Challenge
Copy each line of the records that holds the string "into".

Records from a data source
◇ ◇ ◇ ◇

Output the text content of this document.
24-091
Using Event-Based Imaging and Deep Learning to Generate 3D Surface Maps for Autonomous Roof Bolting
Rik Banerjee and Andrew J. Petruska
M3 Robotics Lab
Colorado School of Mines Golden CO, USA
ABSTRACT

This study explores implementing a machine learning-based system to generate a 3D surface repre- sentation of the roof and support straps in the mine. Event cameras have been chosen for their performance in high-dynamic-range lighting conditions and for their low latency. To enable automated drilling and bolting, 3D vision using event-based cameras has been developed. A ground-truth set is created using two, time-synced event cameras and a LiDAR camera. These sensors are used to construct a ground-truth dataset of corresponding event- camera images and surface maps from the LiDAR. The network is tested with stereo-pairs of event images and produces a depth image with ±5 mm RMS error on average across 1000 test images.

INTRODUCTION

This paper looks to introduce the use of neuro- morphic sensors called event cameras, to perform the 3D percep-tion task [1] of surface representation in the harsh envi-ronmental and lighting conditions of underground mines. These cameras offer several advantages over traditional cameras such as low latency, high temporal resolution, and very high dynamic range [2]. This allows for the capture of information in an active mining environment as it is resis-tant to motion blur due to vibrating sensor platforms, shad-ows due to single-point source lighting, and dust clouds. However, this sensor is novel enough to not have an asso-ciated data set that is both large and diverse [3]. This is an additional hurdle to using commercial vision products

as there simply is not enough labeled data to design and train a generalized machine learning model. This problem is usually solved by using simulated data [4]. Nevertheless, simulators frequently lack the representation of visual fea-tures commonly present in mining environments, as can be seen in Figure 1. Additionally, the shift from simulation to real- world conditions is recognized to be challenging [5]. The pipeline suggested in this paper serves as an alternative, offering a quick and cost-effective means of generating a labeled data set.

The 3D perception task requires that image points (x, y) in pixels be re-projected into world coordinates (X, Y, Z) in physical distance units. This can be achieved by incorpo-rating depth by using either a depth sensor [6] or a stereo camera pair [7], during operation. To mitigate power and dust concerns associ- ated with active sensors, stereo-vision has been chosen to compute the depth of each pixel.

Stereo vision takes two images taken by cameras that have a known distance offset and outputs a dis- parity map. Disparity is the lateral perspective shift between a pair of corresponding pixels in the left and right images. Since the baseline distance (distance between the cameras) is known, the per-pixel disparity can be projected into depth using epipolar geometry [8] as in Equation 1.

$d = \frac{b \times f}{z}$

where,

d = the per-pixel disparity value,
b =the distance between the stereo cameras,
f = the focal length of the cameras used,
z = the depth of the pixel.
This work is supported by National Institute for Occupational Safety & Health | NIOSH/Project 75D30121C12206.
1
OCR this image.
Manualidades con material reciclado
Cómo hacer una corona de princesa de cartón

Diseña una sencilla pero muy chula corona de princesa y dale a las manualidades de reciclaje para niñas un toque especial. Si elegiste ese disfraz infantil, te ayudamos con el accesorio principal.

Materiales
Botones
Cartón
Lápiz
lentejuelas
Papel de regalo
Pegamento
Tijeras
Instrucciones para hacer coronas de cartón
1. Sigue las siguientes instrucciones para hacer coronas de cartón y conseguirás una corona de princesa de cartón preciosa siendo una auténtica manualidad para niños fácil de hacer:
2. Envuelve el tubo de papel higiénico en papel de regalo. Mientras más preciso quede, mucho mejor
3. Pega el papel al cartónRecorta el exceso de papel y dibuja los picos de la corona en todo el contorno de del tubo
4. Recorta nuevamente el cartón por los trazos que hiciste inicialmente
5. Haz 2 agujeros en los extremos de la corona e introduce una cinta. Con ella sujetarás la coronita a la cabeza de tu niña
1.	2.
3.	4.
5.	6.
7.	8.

◇ ◇ ◇ ◇

Final result
The 3D perception task requires that image points (x, y) in pixels be re-projected into world coordinates (X, Y, Z) in physical distance units. This can be achieved by incorpo-rating depth by using either a depth sensor [6] or a stereo camera pair [7], during operation. To mitigate power and dust concerns associ- ated with active sensors, stereo-vision has been chosen to compute the depth of each pixel.
Stereo vision takes two images taken by cameras that have a known distance offset and outputs a dis- parity map. Disparity is the lateral perspective shift between a pair of corresponding pixels in the left and right images. Since the baseline distance (distance between the cameras) is known, the per-pixel disparity can be projected into depth using epipolar geometry [8] as in Equation 1.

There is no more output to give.